## Provided material

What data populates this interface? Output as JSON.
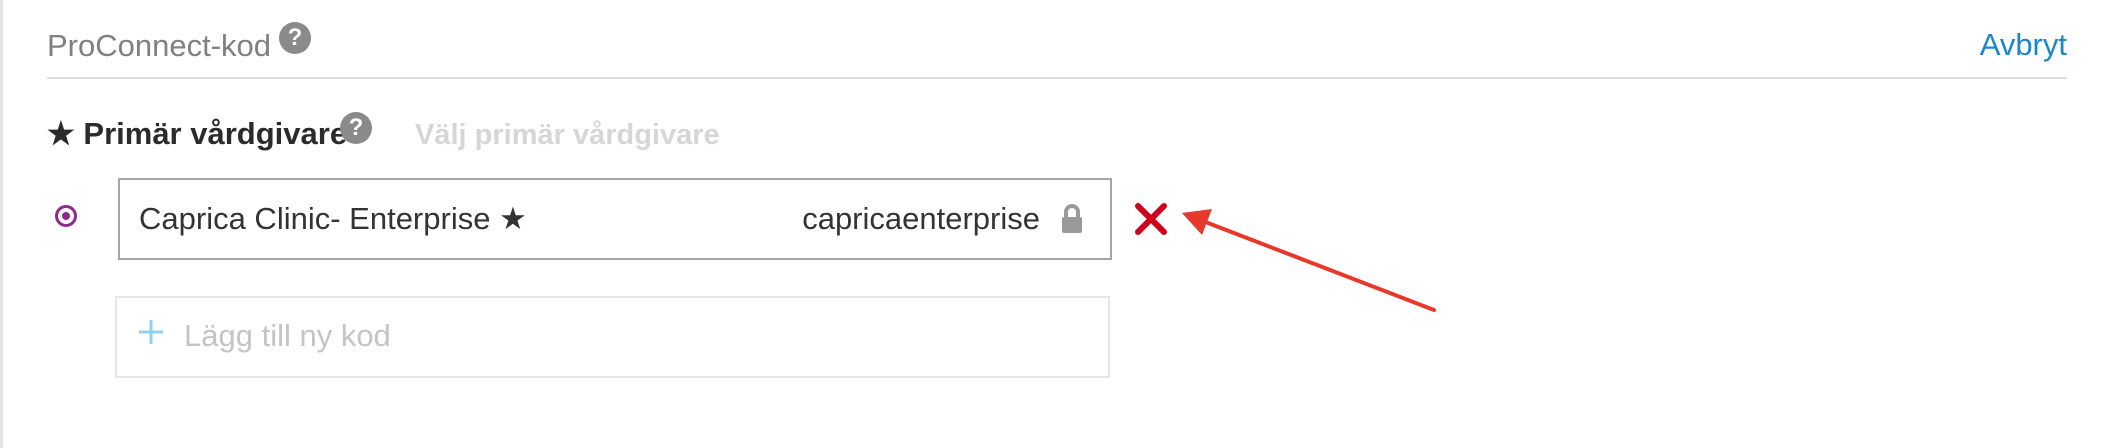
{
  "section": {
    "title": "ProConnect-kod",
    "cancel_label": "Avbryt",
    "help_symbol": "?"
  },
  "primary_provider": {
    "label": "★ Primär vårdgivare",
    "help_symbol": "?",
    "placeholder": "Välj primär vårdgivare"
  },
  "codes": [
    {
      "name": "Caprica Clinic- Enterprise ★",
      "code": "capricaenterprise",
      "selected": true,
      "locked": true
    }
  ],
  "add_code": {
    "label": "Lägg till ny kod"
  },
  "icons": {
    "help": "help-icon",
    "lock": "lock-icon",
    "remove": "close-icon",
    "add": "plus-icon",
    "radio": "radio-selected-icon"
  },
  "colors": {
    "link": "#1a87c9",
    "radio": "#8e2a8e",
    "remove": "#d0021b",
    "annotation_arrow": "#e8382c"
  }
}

---

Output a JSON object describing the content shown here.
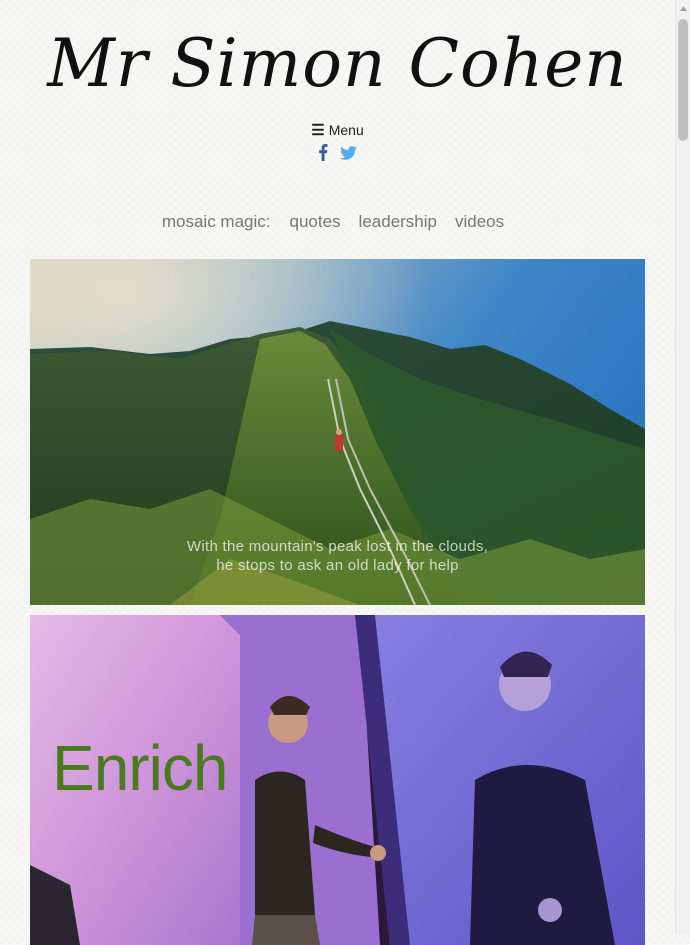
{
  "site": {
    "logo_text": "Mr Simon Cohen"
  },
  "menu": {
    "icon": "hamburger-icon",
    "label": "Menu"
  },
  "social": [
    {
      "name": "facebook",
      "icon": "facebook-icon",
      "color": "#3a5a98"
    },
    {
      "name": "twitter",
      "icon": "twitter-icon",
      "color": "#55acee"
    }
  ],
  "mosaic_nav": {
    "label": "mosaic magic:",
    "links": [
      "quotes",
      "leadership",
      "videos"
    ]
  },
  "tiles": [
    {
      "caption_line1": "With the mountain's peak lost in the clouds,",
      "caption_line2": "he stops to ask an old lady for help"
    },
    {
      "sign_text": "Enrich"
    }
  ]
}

==

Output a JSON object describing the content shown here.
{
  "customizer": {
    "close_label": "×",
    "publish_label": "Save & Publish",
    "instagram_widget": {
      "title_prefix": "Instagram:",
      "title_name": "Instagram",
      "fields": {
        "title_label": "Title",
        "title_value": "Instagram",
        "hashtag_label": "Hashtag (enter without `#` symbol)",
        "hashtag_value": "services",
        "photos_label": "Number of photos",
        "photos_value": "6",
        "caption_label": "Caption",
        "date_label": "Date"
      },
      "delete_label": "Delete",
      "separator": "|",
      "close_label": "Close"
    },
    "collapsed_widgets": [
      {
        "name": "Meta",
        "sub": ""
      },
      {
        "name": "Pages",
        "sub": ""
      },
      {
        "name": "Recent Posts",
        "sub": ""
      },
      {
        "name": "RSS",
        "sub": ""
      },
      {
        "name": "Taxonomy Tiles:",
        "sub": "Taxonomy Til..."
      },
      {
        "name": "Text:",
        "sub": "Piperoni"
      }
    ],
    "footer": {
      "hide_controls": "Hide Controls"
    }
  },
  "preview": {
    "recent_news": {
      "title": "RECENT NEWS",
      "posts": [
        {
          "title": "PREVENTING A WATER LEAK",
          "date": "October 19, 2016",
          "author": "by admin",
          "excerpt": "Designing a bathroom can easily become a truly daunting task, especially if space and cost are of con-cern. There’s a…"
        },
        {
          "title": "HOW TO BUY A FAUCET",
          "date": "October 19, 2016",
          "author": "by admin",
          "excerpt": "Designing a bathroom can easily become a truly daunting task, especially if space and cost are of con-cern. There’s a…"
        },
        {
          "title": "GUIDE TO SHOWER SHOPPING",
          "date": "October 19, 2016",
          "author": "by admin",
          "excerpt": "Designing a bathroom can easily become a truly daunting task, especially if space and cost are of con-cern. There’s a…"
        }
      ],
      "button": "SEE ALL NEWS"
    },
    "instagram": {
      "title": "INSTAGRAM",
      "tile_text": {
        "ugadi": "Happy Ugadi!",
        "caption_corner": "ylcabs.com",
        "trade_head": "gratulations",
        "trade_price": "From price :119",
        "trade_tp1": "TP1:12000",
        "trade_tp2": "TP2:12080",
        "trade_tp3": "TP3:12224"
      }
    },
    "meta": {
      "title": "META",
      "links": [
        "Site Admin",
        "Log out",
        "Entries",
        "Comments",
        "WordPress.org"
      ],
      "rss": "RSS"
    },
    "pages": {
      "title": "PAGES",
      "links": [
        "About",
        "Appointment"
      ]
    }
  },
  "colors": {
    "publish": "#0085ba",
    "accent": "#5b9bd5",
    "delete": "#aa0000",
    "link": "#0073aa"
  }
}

## Task requirements
How many lines in the listing above contain the string "vårdgivare"? Answer with the number only.

## In response
2